__Exercise__: Reproduce the entire listing below verbatim, keeping every entry, character, and bracketed value unchanged.

Element boundary records:
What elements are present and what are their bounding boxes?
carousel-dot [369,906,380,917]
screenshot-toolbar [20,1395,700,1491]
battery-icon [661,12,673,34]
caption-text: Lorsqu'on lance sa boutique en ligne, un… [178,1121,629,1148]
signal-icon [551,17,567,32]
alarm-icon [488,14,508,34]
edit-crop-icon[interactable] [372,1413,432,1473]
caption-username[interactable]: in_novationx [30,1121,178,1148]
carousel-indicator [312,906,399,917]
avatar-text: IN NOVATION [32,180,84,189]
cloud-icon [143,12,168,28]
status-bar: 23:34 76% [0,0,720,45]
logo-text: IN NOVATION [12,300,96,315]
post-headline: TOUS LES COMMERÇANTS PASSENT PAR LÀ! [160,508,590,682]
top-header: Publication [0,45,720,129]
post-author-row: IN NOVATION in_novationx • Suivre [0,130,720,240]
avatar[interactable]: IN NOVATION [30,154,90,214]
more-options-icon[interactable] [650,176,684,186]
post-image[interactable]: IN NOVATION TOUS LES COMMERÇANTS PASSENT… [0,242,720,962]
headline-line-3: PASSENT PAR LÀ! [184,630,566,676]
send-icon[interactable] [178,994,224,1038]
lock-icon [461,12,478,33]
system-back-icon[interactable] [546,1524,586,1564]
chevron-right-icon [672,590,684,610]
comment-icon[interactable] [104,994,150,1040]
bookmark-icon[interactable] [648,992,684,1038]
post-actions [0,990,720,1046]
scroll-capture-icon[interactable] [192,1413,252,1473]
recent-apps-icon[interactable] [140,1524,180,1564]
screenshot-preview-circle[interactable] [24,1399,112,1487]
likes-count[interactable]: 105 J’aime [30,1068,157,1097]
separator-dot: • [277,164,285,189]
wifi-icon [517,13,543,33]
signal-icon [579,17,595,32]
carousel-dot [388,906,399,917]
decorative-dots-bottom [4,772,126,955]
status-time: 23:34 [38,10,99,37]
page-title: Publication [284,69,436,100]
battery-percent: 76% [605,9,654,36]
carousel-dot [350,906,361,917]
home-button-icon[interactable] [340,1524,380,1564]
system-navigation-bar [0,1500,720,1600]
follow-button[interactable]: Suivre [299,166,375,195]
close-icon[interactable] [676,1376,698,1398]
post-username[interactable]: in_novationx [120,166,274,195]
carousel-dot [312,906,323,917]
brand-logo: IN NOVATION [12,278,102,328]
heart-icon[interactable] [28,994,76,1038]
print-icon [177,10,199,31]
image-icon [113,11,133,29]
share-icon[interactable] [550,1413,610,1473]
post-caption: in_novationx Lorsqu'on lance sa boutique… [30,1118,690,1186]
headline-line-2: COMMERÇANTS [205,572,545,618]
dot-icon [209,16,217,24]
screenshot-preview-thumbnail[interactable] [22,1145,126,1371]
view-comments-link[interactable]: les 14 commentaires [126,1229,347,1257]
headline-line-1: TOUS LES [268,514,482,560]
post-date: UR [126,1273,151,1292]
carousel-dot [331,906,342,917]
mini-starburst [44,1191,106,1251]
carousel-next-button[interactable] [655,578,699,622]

__Written answer__:
What elements are present and what are their bounding boxes?
carousel-dot [369,906,380,917]
screenshot-toolbar [20,1395,700,1491]
battery-icon [661,12,673,34]
caption-text: Lorsqu'on lance sa boutique en ligne, un… [178,1121,629,1148]
signal-icon [551,17,567,32]
alarm-icon [488,14,508,34]
edit-crop-icon[interactable] [372,1413,432,1473]
caption-username[interactable]: in_novationx [30,1121,178,1148]
carousel-indicator [312,906,399,917]
avatar-text: IN NOVATION [32,180,84,189]
cloud-icon [143,12,168,28]
status-bar: 23:34 76% [0,0,720,45]
logo-text: IN NOVATION [12,300,96,315]
post-headline: TOUS LES COMMERÇANTS PASSENT PAR LÀ! [160,508,590,682]
top-header: Publication [0,45,720,129]
post-author-row: IN NOVATION in_novationx • Suivre [0,130,720,240]
avatar[interactable]: IN NOVATION [30,154,90,214]
more-options-icon[interactable] [650,176,684,186]
post-image[interactable]: IN NOVATION TOUS LES COMMERÇANTS PASSENT… [0,242,720,962]
headline-line-3: PASSENT PAR LÀ! [184,630,566,676]
send-icon[interactable] [178,994,224,1038]
lock-icon [461,12,478,33]
system-back-icon[interactable] [546,1524,586,1564]
chevron-right-icon [672,590,684,610]
comment-icon[interactable] [104,994,150,1040]
bookmark-icon[interactable] [648,992,684,1038]
post-actions [0,990,720,1046]
scroll-capture-icon[interactable] [192,1413,252,1473]
recent-apps-icon[interactable] [140,1524,180,1564]
screenshot-preview-circle[interactable] [24,1399,112,1487]
likes-count[interactable]: 105 J’aime [30,1068,157,1097]
separator-dot: • [277,164,285,189]
wifi-icon [517,13,543,33]
signal-icon [579,17,595,32]
carousel-dot [388,906,399,917]
decorative-dots-bottom [4,772,126,955]
status-time: 23:34 [38,10,99,37]
page-title: Publication [284,69,436,100]
battery-percent: 76% [605,9,654,36]
carousel-dot [350,906,361,917]
home-button-icon[interactable] [340,1524,380,1564]
system-navigation-bar [0,1500,720,1600]
follow-button[interactable]: Suivre [299,166,375,195]
close-icon[interactable] [676,1376,698,1398]
post-username[interactable]: in_novationx [120,166,274,195]
carousel-dot [312,906,323,917]
brand-logo: IN NOVATION [12,278,102,328]
heart-icon[interactable] [28,994,76,1038]
print-icon [177,10,199,31]
image-icon [113,11,133,29]
share-icon[interactable] [550,1413,610,1473]
post-caption: in_novationx Lorsqu'on lance sa boutique… [30,1118,690,1186]
headline-line-2: COMMERÇANTS [205,572,545,618]
dot-icon [209,16,217,24]
screenshot-preview-thumbnail[interactable] [22,1145,126,1371]
view-comments-link[interactable]: les 14 commentaires [126,1229,347,1257]
headline-line-1: TOUS LES [268,514,482,560]
post-date: UR [126,1273,151,1292]
carousel-dot [331,906,342,917]
mini-starburst [44,1191,106,1251]
carousel-next-button[interactable] [655,578,699,622]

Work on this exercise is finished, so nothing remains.